## Requirements:
Retype the data below without altering anything.

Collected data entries
****

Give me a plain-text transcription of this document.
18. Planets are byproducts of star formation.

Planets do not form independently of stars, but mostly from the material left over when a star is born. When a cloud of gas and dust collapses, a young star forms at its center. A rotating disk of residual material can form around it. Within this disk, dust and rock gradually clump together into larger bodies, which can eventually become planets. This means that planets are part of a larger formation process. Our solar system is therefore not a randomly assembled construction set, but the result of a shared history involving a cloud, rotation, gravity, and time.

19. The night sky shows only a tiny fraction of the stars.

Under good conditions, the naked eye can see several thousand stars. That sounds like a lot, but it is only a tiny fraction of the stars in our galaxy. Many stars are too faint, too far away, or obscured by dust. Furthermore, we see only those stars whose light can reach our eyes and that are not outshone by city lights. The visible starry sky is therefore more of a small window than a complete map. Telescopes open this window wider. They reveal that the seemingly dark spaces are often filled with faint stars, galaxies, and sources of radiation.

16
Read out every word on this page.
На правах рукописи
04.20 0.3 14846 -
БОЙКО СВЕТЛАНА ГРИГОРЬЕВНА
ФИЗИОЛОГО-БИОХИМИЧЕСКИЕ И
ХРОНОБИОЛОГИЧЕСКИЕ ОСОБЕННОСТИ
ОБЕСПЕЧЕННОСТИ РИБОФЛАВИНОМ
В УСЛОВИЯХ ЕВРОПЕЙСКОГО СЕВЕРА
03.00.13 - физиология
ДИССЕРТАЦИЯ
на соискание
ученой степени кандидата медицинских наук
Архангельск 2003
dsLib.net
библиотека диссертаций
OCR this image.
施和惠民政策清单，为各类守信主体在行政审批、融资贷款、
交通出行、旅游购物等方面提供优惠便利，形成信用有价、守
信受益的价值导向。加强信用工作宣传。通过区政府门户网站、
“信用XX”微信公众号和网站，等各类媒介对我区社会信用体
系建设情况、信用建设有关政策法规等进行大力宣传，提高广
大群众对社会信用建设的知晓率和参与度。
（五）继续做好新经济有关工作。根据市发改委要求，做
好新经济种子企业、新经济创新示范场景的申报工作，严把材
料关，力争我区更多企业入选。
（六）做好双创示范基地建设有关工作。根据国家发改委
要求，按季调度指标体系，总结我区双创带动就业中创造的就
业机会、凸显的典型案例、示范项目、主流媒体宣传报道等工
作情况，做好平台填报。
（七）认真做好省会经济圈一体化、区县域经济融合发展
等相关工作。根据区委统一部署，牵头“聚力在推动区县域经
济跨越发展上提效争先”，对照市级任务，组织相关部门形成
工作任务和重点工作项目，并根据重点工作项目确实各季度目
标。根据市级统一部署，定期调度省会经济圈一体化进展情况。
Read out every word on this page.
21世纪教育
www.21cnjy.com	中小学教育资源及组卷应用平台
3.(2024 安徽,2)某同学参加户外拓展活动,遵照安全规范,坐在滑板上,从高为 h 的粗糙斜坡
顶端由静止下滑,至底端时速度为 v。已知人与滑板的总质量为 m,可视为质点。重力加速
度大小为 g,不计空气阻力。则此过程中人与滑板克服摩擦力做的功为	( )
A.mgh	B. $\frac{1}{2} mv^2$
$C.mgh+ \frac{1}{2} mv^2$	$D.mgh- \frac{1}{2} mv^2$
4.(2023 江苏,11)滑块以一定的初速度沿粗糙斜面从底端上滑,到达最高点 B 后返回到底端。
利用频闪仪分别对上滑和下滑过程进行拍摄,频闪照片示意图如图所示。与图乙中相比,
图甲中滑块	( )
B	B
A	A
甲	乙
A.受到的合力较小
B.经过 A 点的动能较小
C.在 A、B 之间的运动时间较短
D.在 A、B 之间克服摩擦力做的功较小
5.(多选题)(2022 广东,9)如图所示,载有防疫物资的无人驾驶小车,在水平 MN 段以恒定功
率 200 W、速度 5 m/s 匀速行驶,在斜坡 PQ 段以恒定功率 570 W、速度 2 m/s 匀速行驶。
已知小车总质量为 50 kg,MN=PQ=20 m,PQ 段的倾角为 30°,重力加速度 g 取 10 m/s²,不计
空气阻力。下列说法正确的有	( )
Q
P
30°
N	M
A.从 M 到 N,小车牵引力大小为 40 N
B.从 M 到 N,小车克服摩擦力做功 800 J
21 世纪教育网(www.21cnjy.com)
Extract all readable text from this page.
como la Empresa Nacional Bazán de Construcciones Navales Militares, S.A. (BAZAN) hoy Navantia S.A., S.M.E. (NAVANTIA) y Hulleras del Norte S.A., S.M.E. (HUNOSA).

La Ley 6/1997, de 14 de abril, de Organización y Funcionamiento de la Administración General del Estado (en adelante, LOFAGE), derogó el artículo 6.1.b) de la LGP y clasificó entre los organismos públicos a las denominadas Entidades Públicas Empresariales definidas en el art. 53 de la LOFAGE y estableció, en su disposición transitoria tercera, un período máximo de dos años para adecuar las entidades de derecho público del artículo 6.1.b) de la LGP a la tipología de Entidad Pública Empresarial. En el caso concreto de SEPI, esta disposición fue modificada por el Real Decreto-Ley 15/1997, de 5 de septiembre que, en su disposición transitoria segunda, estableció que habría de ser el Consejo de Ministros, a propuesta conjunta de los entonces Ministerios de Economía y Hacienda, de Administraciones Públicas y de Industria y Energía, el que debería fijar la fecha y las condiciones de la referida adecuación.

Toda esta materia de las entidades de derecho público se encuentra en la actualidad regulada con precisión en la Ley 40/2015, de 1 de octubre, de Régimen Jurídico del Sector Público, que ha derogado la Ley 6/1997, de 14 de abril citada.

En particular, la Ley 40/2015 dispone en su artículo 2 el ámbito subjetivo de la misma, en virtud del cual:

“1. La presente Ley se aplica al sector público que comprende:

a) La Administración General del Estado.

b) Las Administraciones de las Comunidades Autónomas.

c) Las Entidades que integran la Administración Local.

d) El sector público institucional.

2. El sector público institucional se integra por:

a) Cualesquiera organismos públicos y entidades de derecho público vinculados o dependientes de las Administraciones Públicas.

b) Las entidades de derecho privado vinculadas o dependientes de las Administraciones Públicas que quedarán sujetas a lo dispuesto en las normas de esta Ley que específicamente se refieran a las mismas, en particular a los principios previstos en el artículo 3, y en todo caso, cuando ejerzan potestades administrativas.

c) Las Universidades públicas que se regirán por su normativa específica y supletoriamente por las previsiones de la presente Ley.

****

## Correct output:
Give me a plain-text transcription of this document.
18. Planets are byproducts of star formation.

Planets do not form independently of stars, but mostly from the material left over when a star is born. When a cloud of gas and dust collapses, a young star forms at its center. A rotating disk of residual material can form around it. Within this disk, dust and rock gradually clump together into larger bodies, which can eventually become planets. This means that planets are part of a larger formation process. Our solar system is therefore not a randomly assembled construction set, but the result of a shared history involving a cloud, rotation, gravity, and time.

19. The night sky shows only a tiny fraction of the stars.

Under good conditions, the naked eye can see several thousand stars. That sounds like a lot, but it is only a tiny fraction of the stars in our galaxy. Many stars are too faint, too far away, or obscured by dust. Furthermore, we see only those stars whose light can reach our eyes and that are not outshone by city lights. The visible starry sky is therefore more of a small window than a complete map. Telescopes open this window wider. They reveal that the seemingly dark spaces are often filled with faint stars, galaxies, and sources of radiation.

16
Read out every word on this page.
На правах рукописи
04.20 0.3 14846 -
БОЙКО СВЕТЛАНА ГРИГОРЬЕВНА
ФИЗИОЛОГО-БИОХИМИЧЕСКИЕ И
ХРОНОБИОЛОГИЧЕСКИЕ ОСОБЕННОСТИ
ОБЕСПЕЧЕННОСТИ РИБОФЛАВИНОМ
В УСЛОВИЯХ ЕВРОПЕЙСКОГО СЕВЕРА
03.00.13 - физиология
ДИССЕРТАЦИЯ
на соискание
ученой степени кандидата медицинских наук
Архангельск 2003
dsLib.net
библиотека диссертаций
OCR this image.
施和惠民政策清单，为各类守信主体在行政审批、融资贷款、
交通出行、旅游购物等方面提供优惠便利，形成信用有价、守
信受益的价值导向。加强信用工作宣传。通过区政府门户网站、
“信用XX”微信公众号和网站，等各类媒介对我区社会信用体
系建设情况、信用建设有关政策法规等进行大力宣传，提高广
大群众对社会信用建设的知晓率和参与度。
（五）继续做好新经济有关工作。根据市发改委要求，做
好新经济种子企业、新经济创新示范场景的申报工作，严把材
料关，力争我区更多企业入选。
（六）做好双创示范基地建设有关工作。根据国家发改委
要求，按季调度指标体系，总结我区双创带动就业中创造的就
业机会、凸显的典型案例、示范项目、主流媒体宣传报道等工
作情况，做好平台填报。
（七）认真做好省会经济圈一体化、区县域经济融合发展
等相关工作。根据区委统一部署，牵头“聚力在推动区县域经
济跨越发展上提效争先”，对照市级任务，组织相关部门形成
工作任务和重点工作项目，并根据重点工作项目确实各季度目
标。根据市级统一部署，定期调度省会经济圈一体化进展情况。
Read out every word on this page.
21世纪教育
www.21cnjy.com	中小学教育资源及组卷应用平台
3.(2024 安徽,2)某同学参加户外拓展活动,遵照安全规范,坐在滑板上,从高为 h 的粗糙斜坡
顶端由静止下滑,至底端时速度为 v。已知人与滑板的总质量为 m,可视为质点。重力加速
度大小为 g,不计空气阻力。则此过程中人与滑板克服摩擦力做的功为	( )
A.mgh	B. $\frac{1}{2} mv^2$
$C.mgh+ \frac{1}{2} mv^2$	$D.mgh- \frac{1}{2} mv^2$
4.(2023 江苏,11)滑块以一定的初速度沿粗糙斜面从底端上滑,到达最高点 B 后返回到底端。
利用频闪仪分别对上滑和下滑过程进行拍摄,频闪照片示意图如图所示。与图乙中相比,
图甲中滑块	( )
B	B
A	A
甲	乙
A.受到的合力较小
B.经过 A 点的动能较小
C.在 A、B 之间的运动时间较短
D.在 A、B 之间克服摩擦力做的功较小
5.(多选题)(2022 广东,9)如图所示,载有防疫物资的无人驾驶小车,在水平 MN 段以恒定功
率 200 W、速度 5 m/s 匀速行驶,在斜坡 PQ 段以恒定功率 570 W、速度 2 m/s 匀速行驶。
已知小车总质量为 50 kg,MN=PQ=20 m,PQ 段的倾角为 30°,重力加速度 g 取 10 m/s²,不计
空气阻力。下列说法正确的有	( )
Q
P
30°
N	M
A.从 M 到 N,小车牵引力大小为 40 N
B.从 M 到 N,小车克服摩擦力做功 800 J
21 世纪教育网(www.21cnjy.com)
Extract all readable text from this page.
como la Empresa Nacional Bazán de Construcciones Navales Militares, S.A. (BAZAN) hoy Navantia S.A., S.M.E. (NAVANTIA) y Hulleras del Norte S.A., S.M.E. (HUNOSA).

La Ley 6/1997, de 14 de abril, de Organización y Funcionamiento de la Administración General del Estado (en adelante, LOFAGE), derogó el artículo 6.1.b) de la LGP y clasificó entre los organismos públicos a las denominadas Entidades Públicas Empresariales definidas en el art. 53 de la LOFAGE y estableció, en su disposición transitoria tercera, un período máximo de dos años para adecuar las entidades de derecho público del artículo 6.1.b) de la LGP a la tipología de Entidad Pública Empresarial. En el caso concreto de SEPI, esta disposición fue modificada por el Real Decreto-Ley 15/1997, de 5 de septiembre que, en su disposición transitoria segunda, estableció que habría de ser el Consejo de Ministros, a propuesta conjunta de los entonces Ministerios de Economía y Hacienda, de Administraciones Públicas y de Industria y Energía, el que debería fijar la fecha y las condiciones de la referida adecuación.

Toda esta materia de las entidades de derecho público se encuentra en la actualidad regulada con precisión en la Ley 40/2015, de 1 de octubre, de Régimen Jurídico del Sector Público, que ha derogado la Ley 6/1997, de 14 de abril citada.

En particular, la Ley 40/2015 dispone en su artículo 2 el ámbito subjetivo de la misma, en virtud del cual:

“1. La presente Ley se aplica al sector público que comprende:

a) La Administración General del Estado.

b) Las Administraciones de las Comunidades Autónomas.

c) Las Entidades que integran la Administración Local.

d) El sector público institucional.

2. El sector público institucional se integra por:

a) Cualesquiera organismos públicos y entidades de derecho público vinculados o dependientes de las Administraciones Públicas.

b) Las entidades de derecho privado vinculadas o dependientes de las Administraciones Públicas que quedarán sujetas a lo dispuesto en las normas de esta Ley que específicamente se refieran a las mismas, en particular a los principios previstos en el artículo 3, y en todo caso, cuando ejerzan potestades administrativas.

c) Las Universidades públicas que se regirán por su normativa específica y supletoriamente por las previsiones de la presente Ley.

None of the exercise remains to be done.